┏━━

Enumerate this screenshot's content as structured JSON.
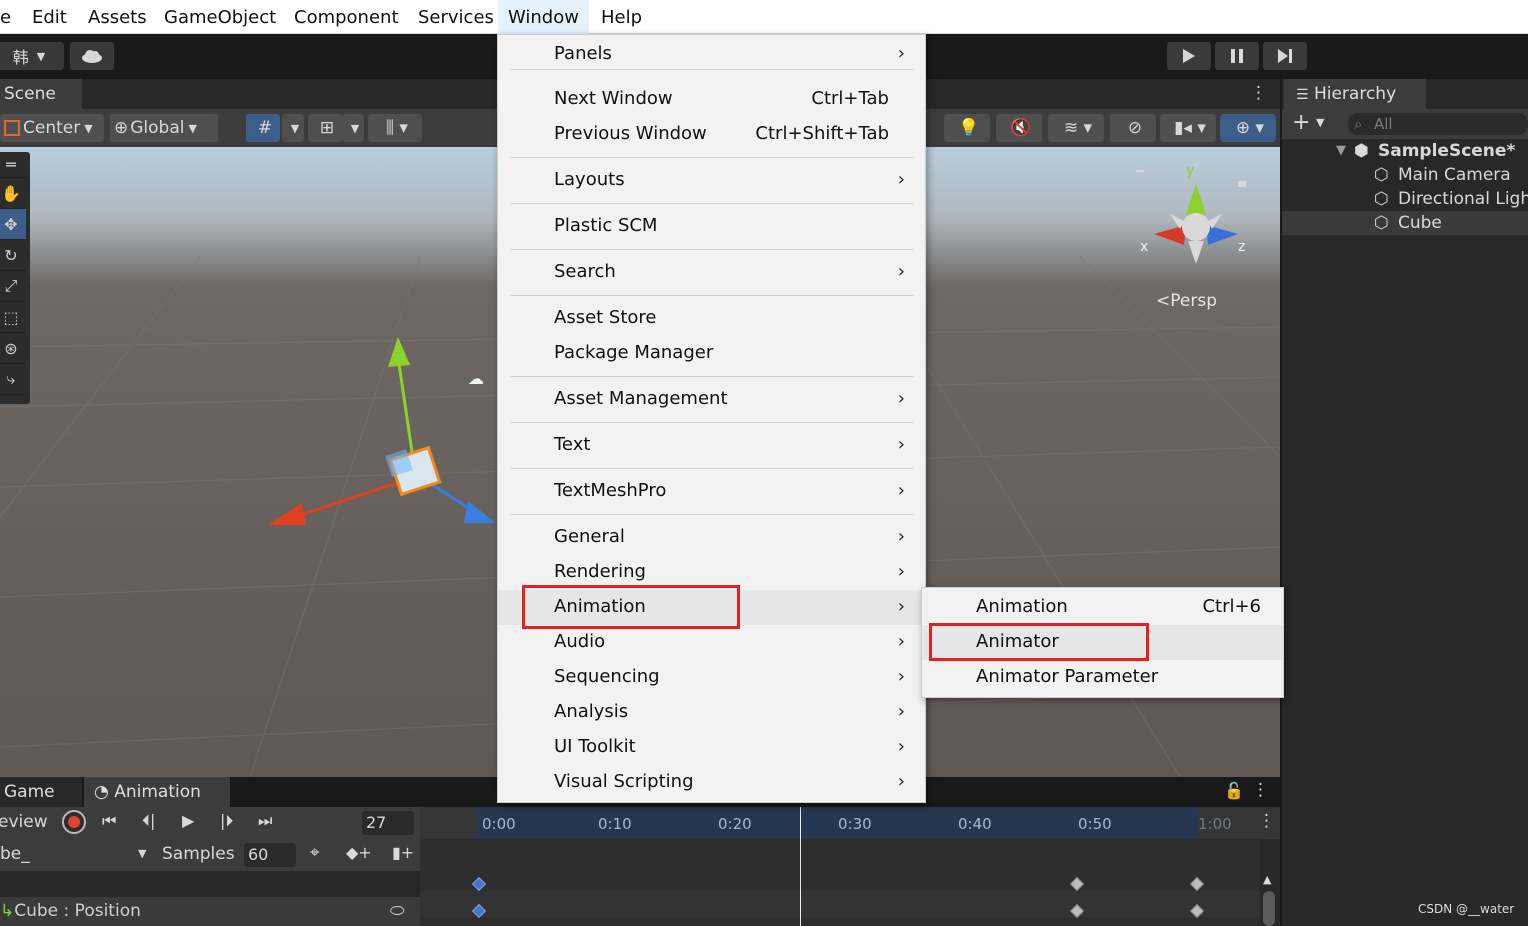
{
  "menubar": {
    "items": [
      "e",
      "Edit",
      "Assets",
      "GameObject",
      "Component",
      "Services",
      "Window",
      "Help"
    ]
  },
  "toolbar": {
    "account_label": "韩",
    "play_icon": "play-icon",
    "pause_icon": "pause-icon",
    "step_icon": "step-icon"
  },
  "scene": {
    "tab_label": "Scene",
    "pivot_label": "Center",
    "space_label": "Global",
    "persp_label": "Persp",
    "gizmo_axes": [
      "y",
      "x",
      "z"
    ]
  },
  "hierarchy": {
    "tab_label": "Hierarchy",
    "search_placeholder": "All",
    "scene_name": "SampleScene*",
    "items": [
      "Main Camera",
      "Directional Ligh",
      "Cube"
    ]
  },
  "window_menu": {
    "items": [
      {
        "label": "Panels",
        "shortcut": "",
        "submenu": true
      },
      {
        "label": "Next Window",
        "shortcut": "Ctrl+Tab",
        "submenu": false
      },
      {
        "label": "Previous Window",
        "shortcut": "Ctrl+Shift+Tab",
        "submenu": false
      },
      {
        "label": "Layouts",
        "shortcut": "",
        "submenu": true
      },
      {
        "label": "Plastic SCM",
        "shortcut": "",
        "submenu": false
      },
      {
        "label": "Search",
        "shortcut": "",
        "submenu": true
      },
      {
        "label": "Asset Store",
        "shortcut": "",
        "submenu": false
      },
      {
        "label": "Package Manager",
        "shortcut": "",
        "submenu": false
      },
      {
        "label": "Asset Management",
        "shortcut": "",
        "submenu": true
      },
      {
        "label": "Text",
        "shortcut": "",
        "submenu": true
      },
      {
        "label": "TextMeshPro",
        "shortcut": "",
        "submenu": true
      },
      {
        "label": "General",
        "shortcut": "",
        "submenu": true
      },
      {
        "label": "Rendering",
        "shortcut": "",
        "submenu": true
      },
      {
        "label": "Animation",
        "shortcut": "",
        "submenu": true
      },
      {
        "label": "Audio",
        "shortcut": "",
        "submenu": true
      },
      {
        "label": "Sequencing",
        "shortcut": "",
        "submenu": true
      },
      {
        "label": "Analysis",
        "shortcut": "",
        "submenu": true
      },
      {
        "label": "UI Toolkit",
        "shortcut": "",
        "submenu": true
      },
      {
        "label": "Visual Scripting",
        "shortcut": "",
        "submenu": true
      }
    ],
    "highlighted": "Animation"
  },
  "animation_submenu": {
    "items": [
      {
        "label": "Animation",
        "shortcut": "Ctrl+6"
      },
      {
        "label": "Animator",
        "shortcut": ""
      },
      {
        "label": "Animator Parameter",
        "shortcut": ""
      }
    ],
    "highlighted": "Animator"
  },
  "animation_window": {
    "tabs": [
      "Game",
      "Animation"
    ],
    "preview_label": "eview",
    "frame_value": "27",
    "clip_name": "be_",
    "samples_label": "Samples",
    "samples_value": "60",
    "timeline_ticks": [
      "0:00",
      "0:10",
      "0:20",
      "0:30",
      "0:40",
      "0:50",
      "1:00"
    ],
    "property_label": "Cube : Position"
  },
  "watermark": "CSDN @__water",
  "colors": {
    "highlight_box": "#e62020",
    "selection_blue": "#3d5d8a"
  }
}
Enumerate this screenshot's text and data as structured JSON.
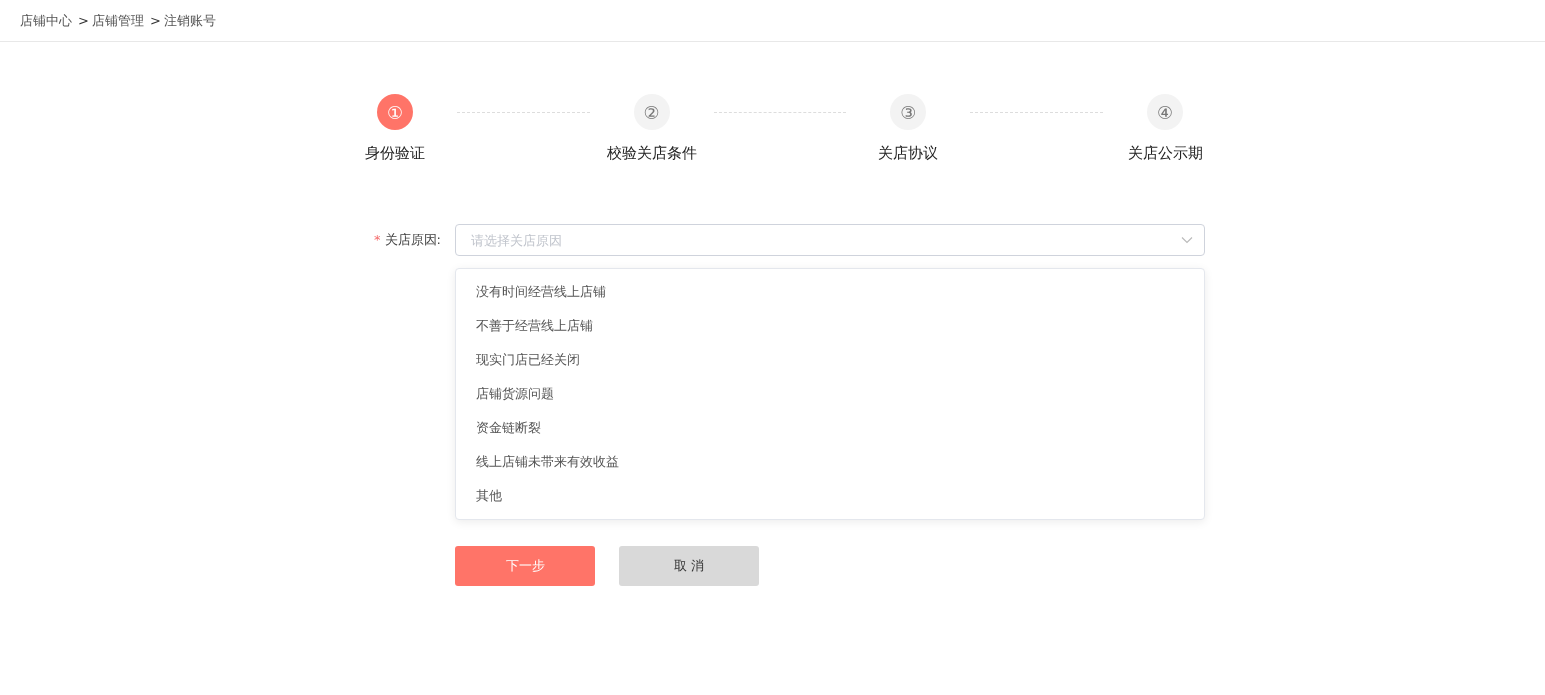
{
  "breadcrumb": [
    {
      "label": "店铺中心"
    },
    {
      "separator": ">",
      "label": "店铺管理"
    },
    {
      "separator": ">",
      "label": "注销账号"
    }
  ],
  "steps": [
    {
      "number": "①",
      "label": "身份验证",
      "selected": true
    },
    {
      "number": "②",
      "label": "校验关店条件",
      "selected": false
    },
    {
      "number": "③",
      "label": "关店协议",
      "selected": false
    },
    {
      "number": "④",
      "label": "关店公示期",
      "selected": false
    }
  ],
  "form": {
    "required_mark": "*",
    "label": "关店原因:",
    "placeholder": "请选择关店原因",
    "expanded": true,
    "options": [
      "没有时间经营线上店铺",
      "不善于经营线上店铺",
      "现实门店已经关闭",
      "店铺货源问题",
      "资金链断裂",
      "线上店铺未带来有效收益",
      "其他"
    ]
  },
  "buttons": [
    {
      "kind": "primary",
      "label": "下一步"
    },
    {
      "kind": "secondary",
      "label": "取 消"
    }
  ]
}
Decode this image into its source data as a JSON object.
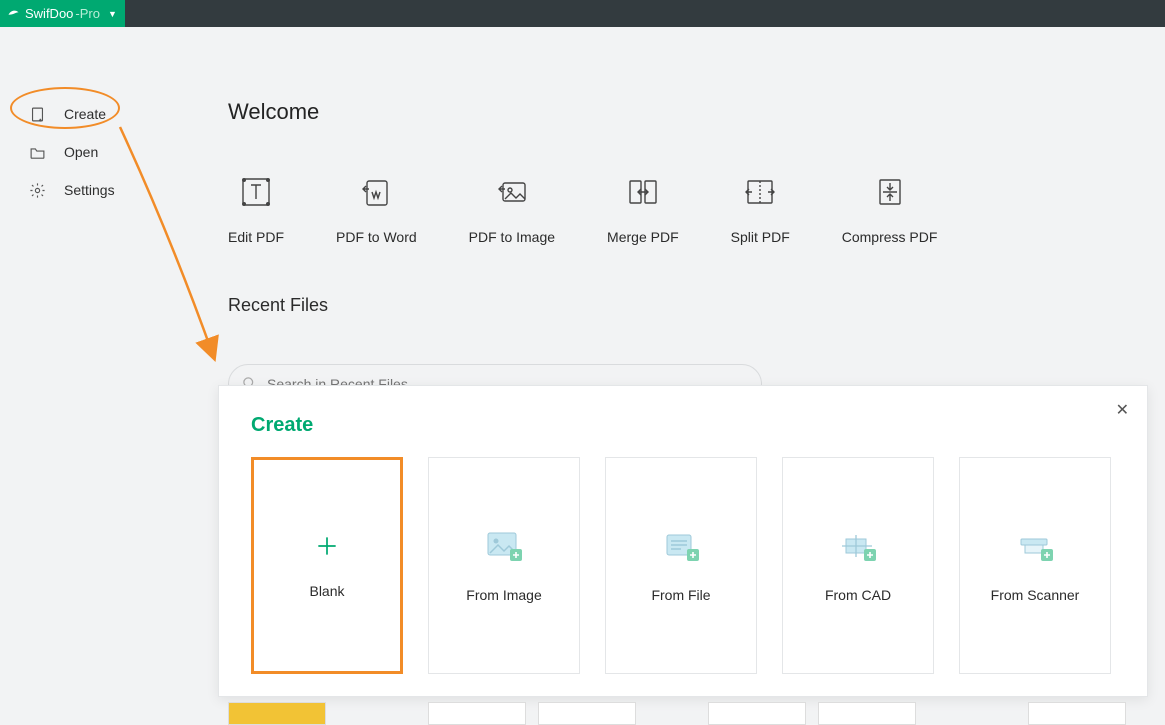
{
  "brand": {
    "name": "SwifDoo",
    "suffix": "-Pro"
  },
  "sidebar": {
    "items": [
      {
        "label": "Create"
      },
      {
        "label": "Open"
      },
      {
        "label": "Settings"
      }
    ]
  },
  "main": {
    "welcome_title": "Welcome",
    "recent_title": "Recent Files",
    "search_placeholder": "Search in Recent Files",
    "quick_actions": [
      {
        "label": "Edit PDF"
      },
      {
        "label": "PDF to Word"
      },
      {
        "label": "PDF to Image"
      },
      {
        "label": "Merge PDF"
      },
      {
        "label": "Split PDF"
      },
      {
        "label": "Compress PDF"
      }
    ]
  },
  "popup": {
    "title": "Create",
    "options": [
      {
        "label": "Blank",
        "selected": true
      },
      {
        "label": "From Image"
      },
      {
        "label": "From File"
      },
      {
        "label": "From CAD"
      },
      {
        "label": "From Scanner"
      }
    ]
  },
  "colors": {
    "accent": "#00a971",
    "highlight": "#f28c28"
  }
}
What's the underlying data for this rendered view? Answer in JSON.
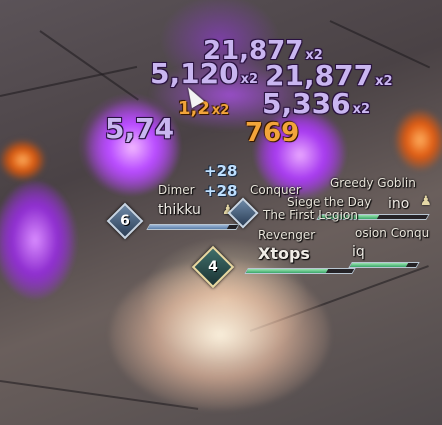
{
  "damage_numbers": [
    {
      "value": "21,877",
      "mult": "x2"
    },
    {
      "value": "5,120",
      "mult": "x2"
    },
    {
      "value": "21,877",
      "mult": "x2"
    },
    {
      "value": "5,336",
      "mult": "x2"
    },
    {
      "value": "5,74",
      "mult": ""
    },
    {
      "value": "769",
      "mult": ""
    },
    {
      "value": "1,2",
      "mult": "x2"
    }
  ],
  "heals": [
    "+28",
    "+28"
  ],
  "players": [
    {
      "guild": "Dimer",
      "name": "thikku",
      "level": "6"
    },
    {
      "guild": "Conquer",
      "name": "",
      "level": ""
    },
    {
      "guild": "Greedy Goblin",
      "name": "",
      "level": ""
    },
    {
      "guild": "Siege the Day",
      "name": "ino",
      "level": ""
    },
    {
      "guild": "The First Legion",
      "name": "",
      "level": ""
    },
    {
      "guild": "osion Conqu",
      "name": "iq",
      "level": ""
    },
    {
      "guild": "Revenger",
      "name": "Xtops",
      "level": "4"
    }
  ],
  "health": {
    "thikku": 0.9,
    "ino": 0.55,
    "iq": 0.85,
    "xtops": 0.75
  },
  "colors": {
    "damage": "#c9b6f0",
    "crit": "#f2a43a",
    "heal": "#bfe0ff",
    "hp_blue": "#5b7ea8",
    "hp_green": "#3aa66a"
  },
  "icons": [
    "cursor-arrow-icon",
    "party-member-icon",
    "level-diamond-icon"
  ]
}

┗━━

> [Requirement] Gather all lines from the listing above in which "Files" occurs.

> [Result for this exercise]
    "recent_title": "Recent Files",
    "search_placeholder": "Search in Recent Files",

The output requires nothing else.